Given instruction >>
All entries are to be given again verbatim.

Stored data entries
*****

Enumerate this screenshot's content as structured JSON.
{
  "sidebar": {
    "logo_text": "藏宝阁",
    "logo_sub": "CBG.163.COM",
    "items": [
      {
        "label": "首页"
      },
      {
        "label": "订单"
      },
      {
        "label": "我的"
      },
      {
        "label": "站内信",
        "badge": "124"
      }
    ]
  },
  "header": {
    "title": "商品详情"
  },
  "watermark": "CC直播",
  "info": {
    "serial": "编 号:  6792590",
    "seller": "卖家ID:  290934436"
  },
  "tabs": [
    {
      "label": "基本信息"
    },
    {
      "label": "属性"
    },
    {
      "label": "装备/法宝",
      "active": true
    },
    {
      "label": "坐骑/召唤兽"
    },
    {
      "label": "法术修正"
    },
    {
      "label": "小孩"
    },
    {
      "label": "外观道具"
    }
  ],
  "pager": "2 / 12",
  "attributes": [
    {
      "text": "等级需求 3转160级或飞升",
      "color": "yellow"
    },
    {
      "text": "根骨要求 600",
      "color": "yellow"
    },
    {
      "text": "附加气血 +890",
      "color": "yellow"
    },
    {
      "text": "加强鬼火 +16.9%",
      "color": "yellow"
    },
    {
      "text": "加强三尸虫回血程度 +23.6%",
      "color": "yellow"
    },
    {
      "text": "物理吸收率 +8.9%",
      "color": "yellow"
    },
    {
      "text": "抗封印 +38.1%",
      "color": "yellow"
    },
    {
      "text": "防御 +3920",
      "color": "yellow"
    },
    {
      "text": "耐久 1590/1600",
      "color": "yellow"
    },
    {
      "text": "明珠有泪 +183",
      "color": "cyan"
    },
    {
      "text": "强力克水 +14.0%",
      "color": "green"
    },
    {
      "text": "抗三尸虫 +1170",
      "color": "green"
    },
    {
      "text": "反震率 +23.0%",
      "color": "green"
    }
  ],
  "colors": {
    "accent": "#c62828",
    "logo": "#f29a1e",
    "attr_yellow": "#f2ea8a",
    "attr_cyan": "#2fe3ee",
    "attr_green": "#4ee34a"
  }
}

*****

Solved exercise >>
Enumerate this screenshot's content as structured JSON.
{
  "sidebar": {
    "logo_text": "藏宝阁",
    "logo_sub": "CBG.163.COM",
    "items": [
      {
        "label": "首页"
      },
      {
        "label": "订单"
      },
      {
        "label": "我的"
      },
      {
        "label": "站内信",
        "badge": "124"
      }
    ]
  },
  "header": {
    "title": "商品详情"
  },
  "watermark": "CC直播",
  "info": {
    "serial": "编 号:  6792590",
    "seller": "卖家ID:  290934436"
  },
  "tabs": [
    {
      "label": "基本信息"
    },
    {
      "label": "属性"
    },
    {
      "label": "装备/法宝",
      "active": true
    },
    {
      "label": "坐骑/召唤兽"
    },
    {
      "label": "法术修正"
    },
    {
      "label": "小孩"
    },
    {
      "label": "外观道具"
    }
  ],
  "pager": "2 / 12",
  "attributes": [
    {
      "text": "等级需求 3转160级或飞升",
      "color": "yellow"
    },
    {
      "text": "根骨要求 600",
      "color": "yellow"
    },
    {
      "text": "附加气血 +890",
      "color": "yellow"
    },
    {
      "text": "加强鬼火 +16.9%",
      "color": "yellow"
    },
    {
      "text": "加强三尸虫回血程度 +23.6%",
      "color": "yellow"
    },
    {
      "text": "物理吸收率 +8.9%",
      "color": "yellow"
    },
    {
      "text": "抗封印 +38.1%",
      "color": "yellow"
    },
    {
      "text": "防御 +3920",
      "color": "yellow"
    },
    {
      "text": "耐久 1590/1600",
      "color": "yellow"
    },
    {
      "text": "明珠有泪 +183",
      "color": "cyan"
    },
    {
      "text": "强力克水 +14.0%",
      "color": "green"
    },
    {
      "text": "抗三尸虫 +1170",
      "color": "green"
    },
    {
      "text": "反震率 +23.0%",
      "color": "green"
    }
  ],
  "colors": {
    "accent": "#c62828",
    "logo": "#f29a1e",
    "attr_yellow": "#f2ea8a",
    "attr_cyan": "#2fe3ee",
    "attr_green": "#4ee34a"
  }
}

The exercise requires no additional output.